(Records)
>> Start
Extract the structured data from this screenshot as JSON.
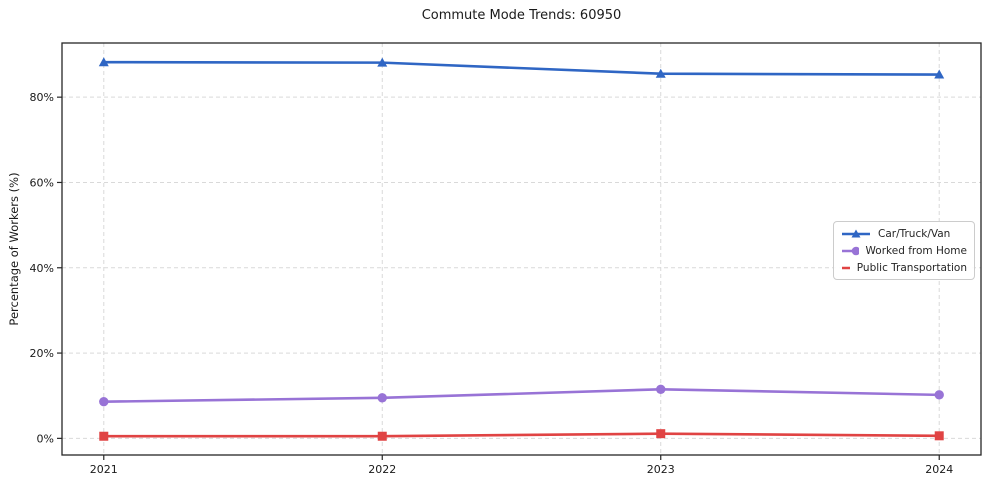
{
  "chart_data": {
    "type": "line",
    "title": "Commute Mode Trends: 60950",
    "xlabel": "",
    "ylabel": "Percentage of Workers (%)",
    "x": [
      2021,
      2022,
      2023,
      2024
    ],
    "x_tick_labels": [
      "2021",
      "2022",
      "2023",
      "2024"
    ],
    "y_ticks": [
      0,
      20,
      40,
      60,
      80
    ],
    "y_tick_labels": [
      "0%",
      "20%",
      "40%",
      "60%",
      "80%"
    ],
    "xlim": [
      2020.85,
      2024.15
    ],
    "ylim": [
      -3.9,
      92.7
    ],
    "grid": "both-dashed",
    "legend_position": "center-right",
    "series": [
      {
        "name": "Car/Truck/Van",
        "color": "#2f66c4",
        "marker": "triangle",
        "values": [
          88.2,
          88.1,
          85.5,
          85.3
        ]
      },
      {
        "name": "Worked from Home",
        "color": "#9873d6",
        "marker": "circle",
        "values": [
          8.6,
          9.5,
          11.5,
          10.2
        ]
      },
      {
        "name": "Public Transportation",
        "color": "#e04343",
        "marker": "square",
        "values": [
          0.5,
          0.5,
          1.1,
          0.6
        ]
      }
    ],
    "colors": {
      "grid": "#d9d9d9",
      "axis_border": "#262626",
      "tick_text": "#1a1a1a",
      "background": "#ffffff"
    }
  }
}
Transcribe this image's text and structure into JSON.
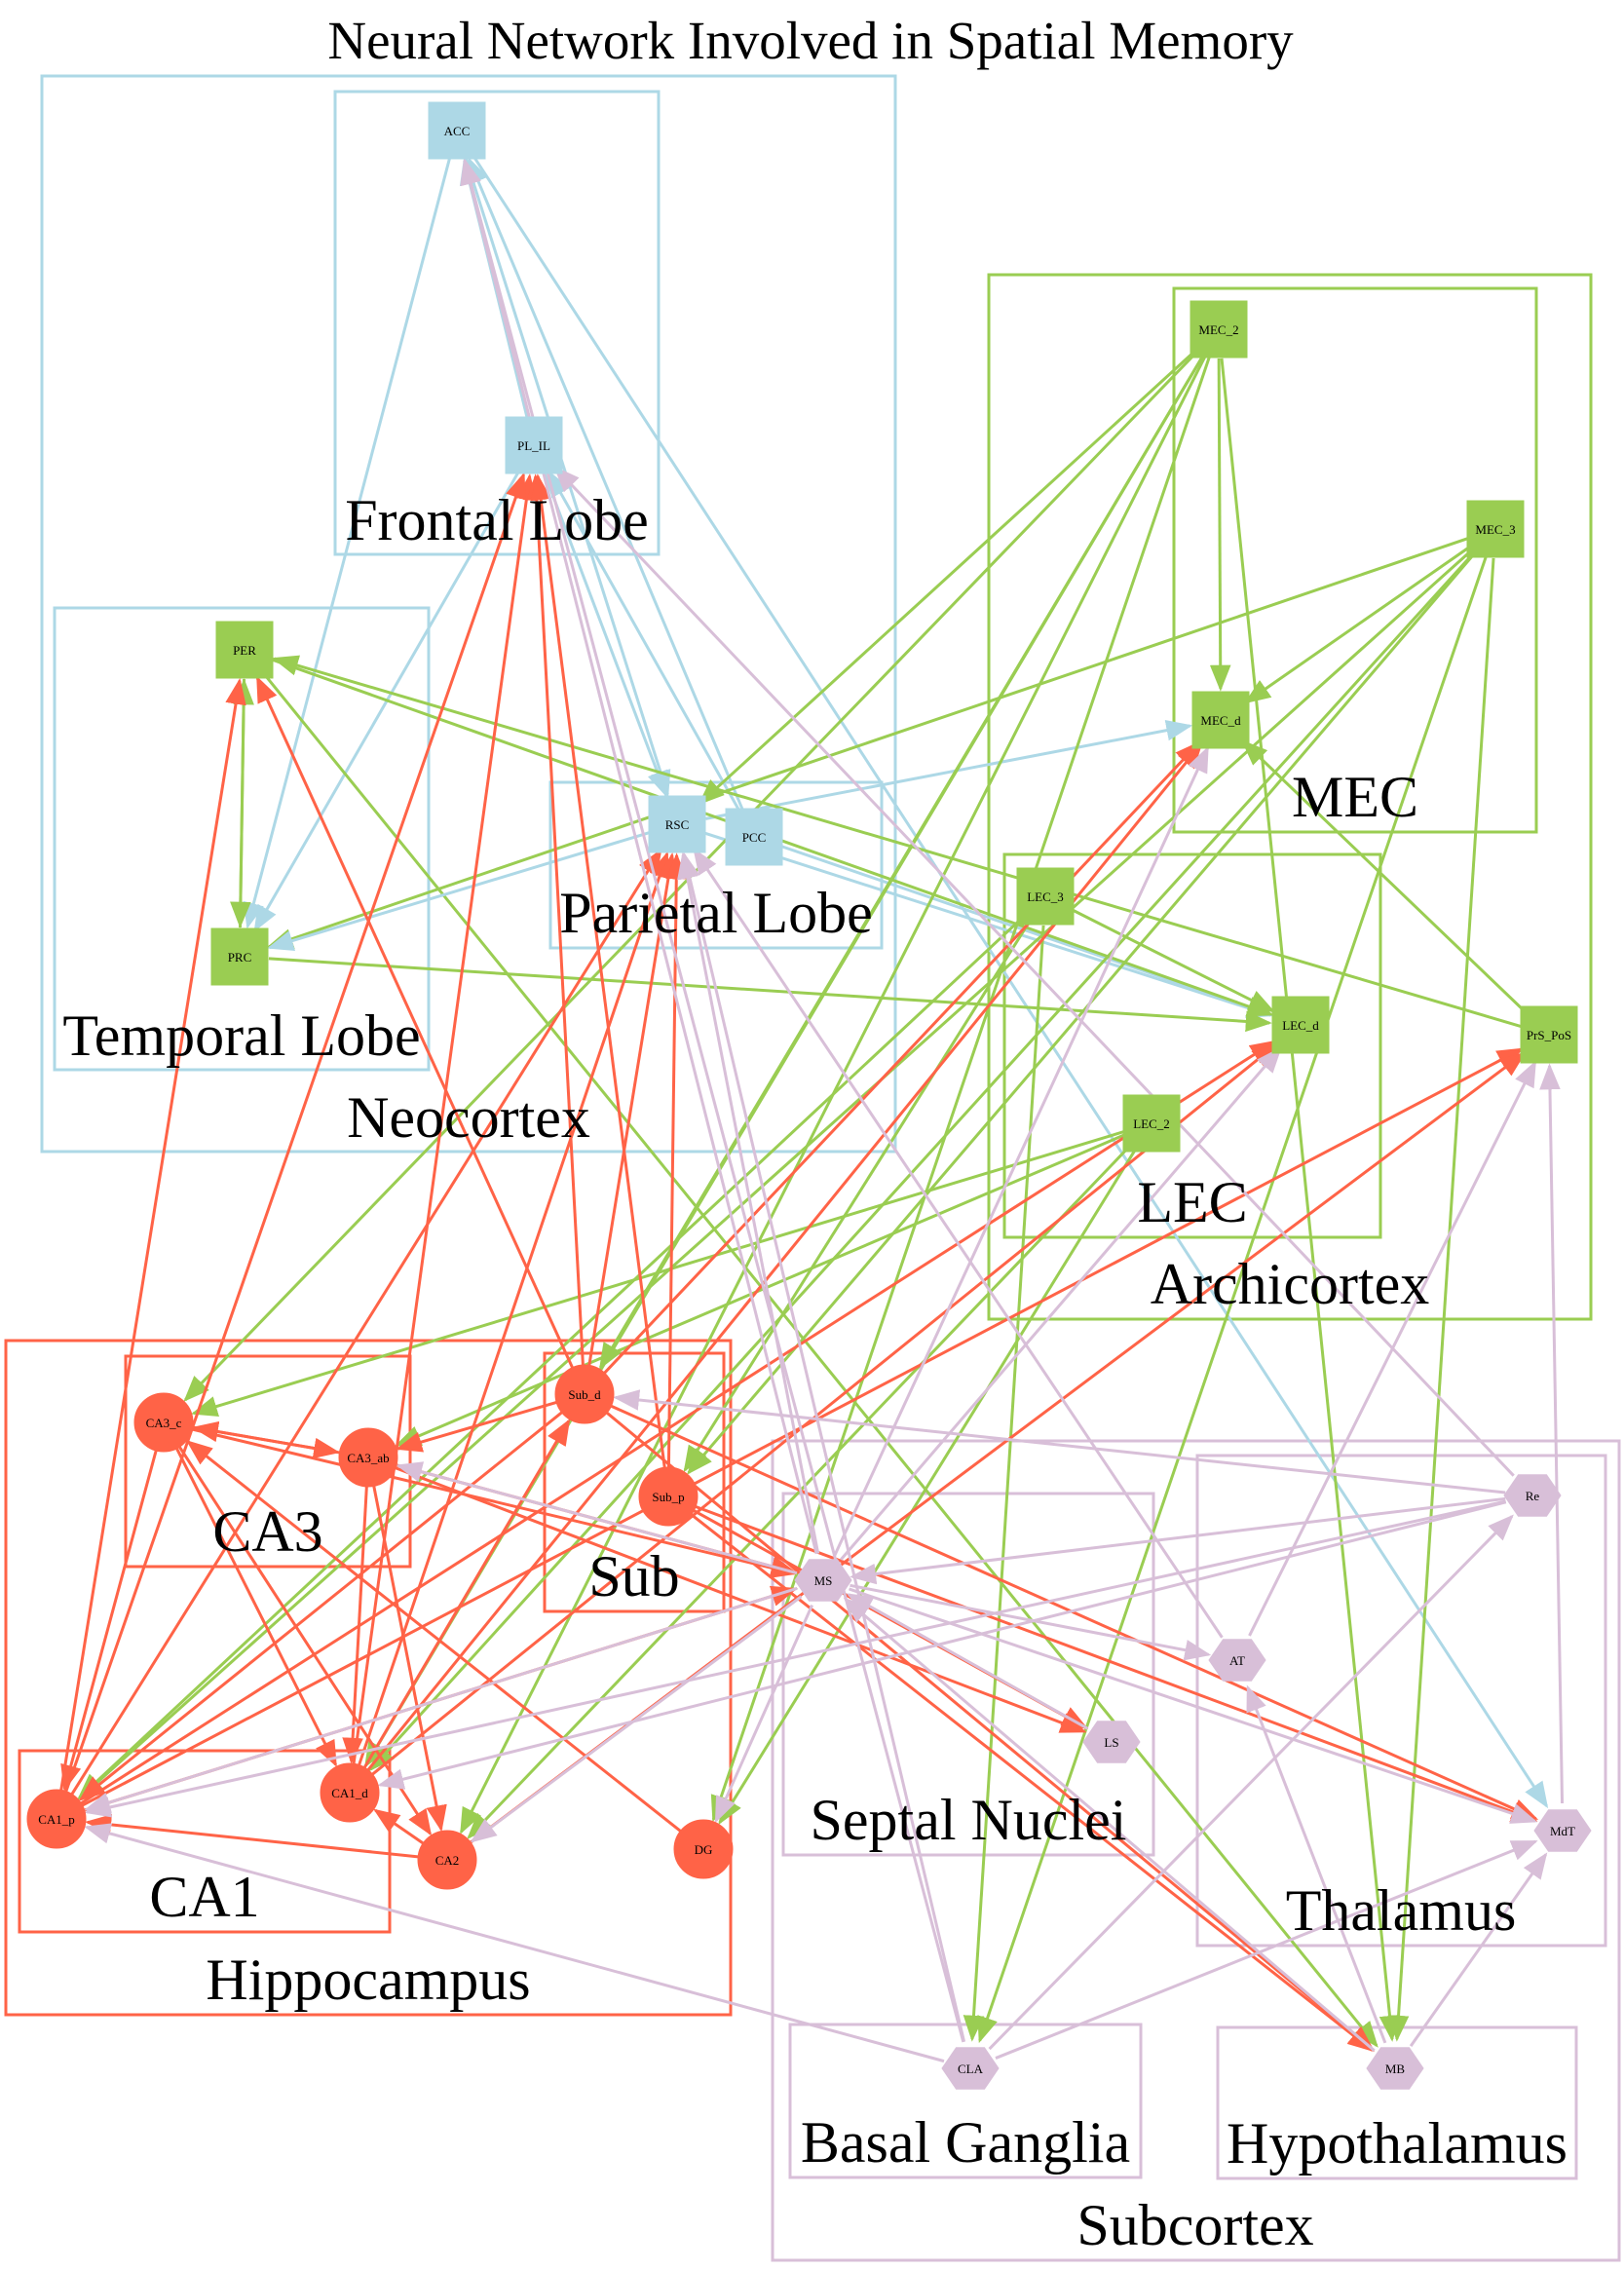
{
  "title": "Neural Network Involved in Spatial Memory",
  "colors": {
    "neocortex": "#add8e6",
    "archicortex": "#9acd52",
    "hippocampus": "#ff6347",
    "subcortex": "#d8bfd8",
    "background": "#ffffff"
  },
  "clusters": {
    "neocortex": "Neocortex",
    "frontal": "Frontal Lobe",
    "temporal": "Temporal Lobe",
    "parietal": "Parietal Lobe",
    "archicortex": "Archicortex",
    "mec": "MEC",
    "lec": "LEC",
    "hippocampus": "Hippocampus",
    "ca3": "CA3",
    "sub": "Sub",
    "ca1": "CA1",
    "subcortex": "Subcortex",
    "septal": "Septal Nuclei",
    "thalamus": "Thalamus",
    "basal": "Basal Ganglia",
    "hypothalamus": "Hypothalamus"
  },
  "nodes": [
    {
      "id": "ACC",
      "label": "ACC",
      "group": "neocortex",
      "shape": "square"
    },
    {
      "id": "PL_IL",
      "label": "PL_IL",
      "group": "neocortex",
      "shape": "square"
    },
    {
      "id": "PER",
      "label": "PER",
      "group": "archicortex",
      "shape": "square"
    },
    {
      "id": "PRC",
      "label": "PRC",
      "group": "archicortex",
      "shape": "square"
    },
    {
      "id": "RSC",
      "label": "RSC",
      "group": "neocortex",
      "shape": "square"
    },
    {
      "id": "PCC",
      "label": "PCC",
      "group": "neocortex",
      "shape": "square"
    },
    {
      "id": "MEC_2",
      "label": "MEC_2",
      "group": "archicortex",
      "shape": "square"
    },
    {
      "id": "MEC_3",
      "label": "MEC_3",
      "group": "archicortex",
      "shape": "square"
    },
    {
      "id": "MEC_d",
      "label": "MEC_d",
      "group": "archicortex",
      "shape": "square"
    },
    {
      "id": "LEC_3",
      "label": "LEC_3",
      "group": "archicortex",
      "shape": "square"
    },
    {
      "id": "LEC_d",
      "label": "LEC_d",
      "group": "archicortex",
      "shape": "square"
    },
    {
      "id": "LEC_2",
      "label": "LEC_2",
      "group": "archicortex",
      "shape": "square"
    },
    {
      "id": "PrS_PoS",
      "label": "PrS_PoS",
      "group": "archicortex",
      "shape": "square"
    },
    {
      "id": "CA3_c",
      "label": "CA3_c",
      "group": "hippocampus",
      "shape": "circle"
    },
    {
      "id": "CA3_ab",
      "label": "CA3_ab",
      "group": "hippocampus",
      "shape": "circle"
    },
    {
      "id": "Sub_d",
      "label": "Sub_d",
      "group": "hippocampus",
      "shape": "circle"
    },
    {
      "id": "Sub_p",
      "label": "Sub_p",
      "group": "hippocampus",
      "shape": "circle"
    },
    {
      "id": "CA1_p",
      "label": "CA1_p",
      "group": "hippocampus",
      "shape": "circle"
    },
    {
      "id": "CA1_d",
      "label": "CA1_d",
      "group": "hippocampus",
      "shape": "circle"
    },
    {
      "id": "CA2",
      "label": "CA2",
      "group": "hippocampus",
      "shape": "circle"
    },
    {
      "id": "DG",
      "label": "DG",
      "group": "hippocampus",
      "shape": "circle"
    },
    {
      "id": "MS",
      "label": "MS",
      "group": "subcortex",
      "shape": "hexagon"
    },
    {
      "id": "LS",
      "label": "LS",
      "group": "subcortex",
      "shape": "hexagon"
    },
    {
      "id": "Re",
      "label": "Re",
      "group": "subcortex",
      "shape": "hexagon"
    },
    {
      "id": "AT",
      "label": "AT",
      "group": "subcortex",
      "shape": "hexagon"
    },
    {
      "id": "MdT",
      "label": "MdT",
      "group": "subcortex",
      "shape": "hexagon"
    },
    {
      "id": "CLA",
      "label": "CLA",
      "group": "subcortex",
      "shape": "hexagon"
    },
    {
      "id": "MB",
      "label": "MB",
      "group": "subcortex",
      "shape": "hexagon"
    }
  ],
  "edges": [
    [
      "PL_IL",
      "ACC"
    ],
    [
      "ACC",
      "PRC"
    ],
    [
      "PL_IL",
      "PRC"
    ],
    [
      "ACC",
      "RSC"
    ],
    [
      "PL_IL",
      "RSC"
    ],
    [
      "PCC",
      "ACC"
    ],
    [
      "PCC",
      "PL_IL"
    ],
    [
      "RSC",
      "MEC_d"
    ],
    [
      "RSC",
      "LEC_d"
    ],
    [
      "PCC",
      "LEC_d"
    ],
    [
      "ACC",
      "MdT"
    ],
    [
      "PER",
      "PRC"
    ],
    [
      "PRC",
      "PER"
    ],
    [
      "PER",
      "LEC_d"
    ],
    [
      "PER",
      "MB"
    ],
    [
      "PRC",
      "LEC_d"
    ],
    [
      "MEC_3",
      "PRC"
    ],
    [
      "RSC",
      "PRC"
    ],
    [
      "MEC_2",
      "MEC_d"
    ],
    [
      "MEC_3",
      "MEC_d"
    ],
    [
      "MEC_2",
      "CA3_c"
    ],
    [
      "MEC_2",
      "Sub_d"
    ],
    [
      "MEC_2",
      "DG"
    ],
    [
      "MEC_2",
      "CA2"
    ],
    [
      "MEC_2",
      "CA1_d"
    ],
    [
      "MEC_2",
      "MB"
    ],
    [
      "MEC_3",
      "CA1_p"
    ],
    [
      "MEC_3",
      "Sub_p"
    ],
    [
      "MEC_3",
      "CLA"
    ],
    [
      "MEC_3",
      "MB"
    ],
    [
      "MEC_3",
      "CA1_d"
    ],
    [
      "LEC_3",
      "CA1_p"
    ],
    [
      "LEC_3",
      "CLA"
    ],
    [
      "LEC_3",
      "Sub_p"
    ],
    [
      "LEC_3",
      "LEC_d"
    ],
    [
      "LEC_2",
      "CA3_c"
    ],
    [
      "LEC_2",
      "CA3_ab"
    ],
    [
      "LEC_2",
      "DG"
    ],
    [
      "LEC_2",
      "CA2"
    ],
    [
      "PrS_PoS",
      "PER"
    ],
    [
      "PrS_PoS",
      "MEC_d"
    ],
    [
      "MEC_2",
      "RSC"
    ],
    [
      "CA3_c",
      "CA3_ab"
    ],
    [
      "CA3_ab",
      "CA3_c"
    ],
    [
      "CA3_c",
      "CA1_p"
    ],
    [
      "CA3_c",
      "CA1_d"
    ],
    [
      "CA3_c",
      "CA2"
    ],
    [
      "CA3_ab",
      "CA1_d"
    ],
    [
      "CA3_ab",
      "CA2"
    ],
    [
      "CA3_c",
      "MS"
    ],
    [
      "CA3_ab",
      "LS"
    ],
    [
      "Sub_d",
      "CA3_ab"
    ],
    [
      "DG",
      "CA3_c"
    ],
    [
      "CA2",
      "CA1_p"
    ],
    [
      "CA2",
      "CA1_d"
    ],
    [
      "CA1_d",
      "PL_IL"
    ],
    [
      "CA1_p",
      "PL_IL"
    ],
    [
      "CA1_d",
      "RSC"
    ],
    [
      "CA1_p",
      "PER"
    ],
    [
      "CA1_p",
      "RSC"
    ],
    [
      "CA1_d",
      "MEC_d"
    ],
    [
      "Sub_d",
      "PL_IL"
    ],
    [
      "Sub_d",
      "RSC"
    ],
    [
      "Sub_d",
      "PER"
    ],
    [
      "Sub_p",
      "RSC"
    ],
    [
      "Sub_p",
      "PL_IL"
    ],
    [
      "Sub_d",
      "MEC_d"
    ],
    [
      "Sub_d",
      "MdT"
    ],
    [
      "Sub_d",
      "MB"
    ],
    [
      "Sub_p",
      "MB"
    ],
    [
      "Sub_p",
      "MdT"
    ],
    [
      "Sub_p",
      "LS"
    ],
    [
      "CA1_p",
      "LEC_d"
    ],
    [
      "CA1_p",
      "PrS_PoS"
    ],
    [
      "CA1_d",
      "Sub_d"
    ],
    [
      "CA1_p",
      "MS"
    ],
    [
      "Sub_d",
      "CA1_p"
    ],
    [
      "CA1_d",
      "LEC_d"
    ],
    [
      "CA2",
      "PrS_PoS"
    ],
    [
      "MS",
      "ACC"
    ],
    [
      "MS",
      "RSC"
    ],
    [
      "MS",
      "CA1_p"
    ],
    [
      "MS",
      "CA2"
    ],
    [
      "MS",
      "DG"
    ],
    [
      "MS",
      "MEC_d"
    ],
    [
      "MS",
      "LEC_d"
    ],
    [
      "MS",
      "AT"
    ],
    [
      "MS",
      "MdT"
    ],
    [
      "LS",
      "MS"
    ],
    [
      "Re",
      "CA1_p"
    ],
    [
      "Re",
      "Sub_d"
    ],
    [
      "Re",
      "CA1_d"
    ],
    [
      "Re",
      "PL_IL"
    ],
    [
      "Re",
      "MS"
    ],
    [
      "AT",
      "PrS_PoS"
    ],
    [
      "AT",
      "RSC"
    ],
    [
      "MdT",
      "PrS_PoS"
    ],
    [
      "CLA",
      "ACC"
    ],
    [
      "CLA",
      "RSC"
    ],
    [
      "CLA",
      "CA1_p"
    ],
    [
      "CLA",
      "MdT"
    ],
    [
      "CLA",
      "Re"
    ],
    [
      "MB",
      "AT"
    ],
    [
      "MB",
      "MdT"
    ],
    [
      "MB",
      "MS"
    ],
    [
      "CA3_ab",
      "MS"
    ],
    [
      "MS",
      "CA3_ab"
    ]
  ]
}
>> End
BRIEF:
Copy each line of the data that contains the word "ffffff".

EXERCISE OUTPUT:
      "background": "#ffffff"
    "background": "#ffffff"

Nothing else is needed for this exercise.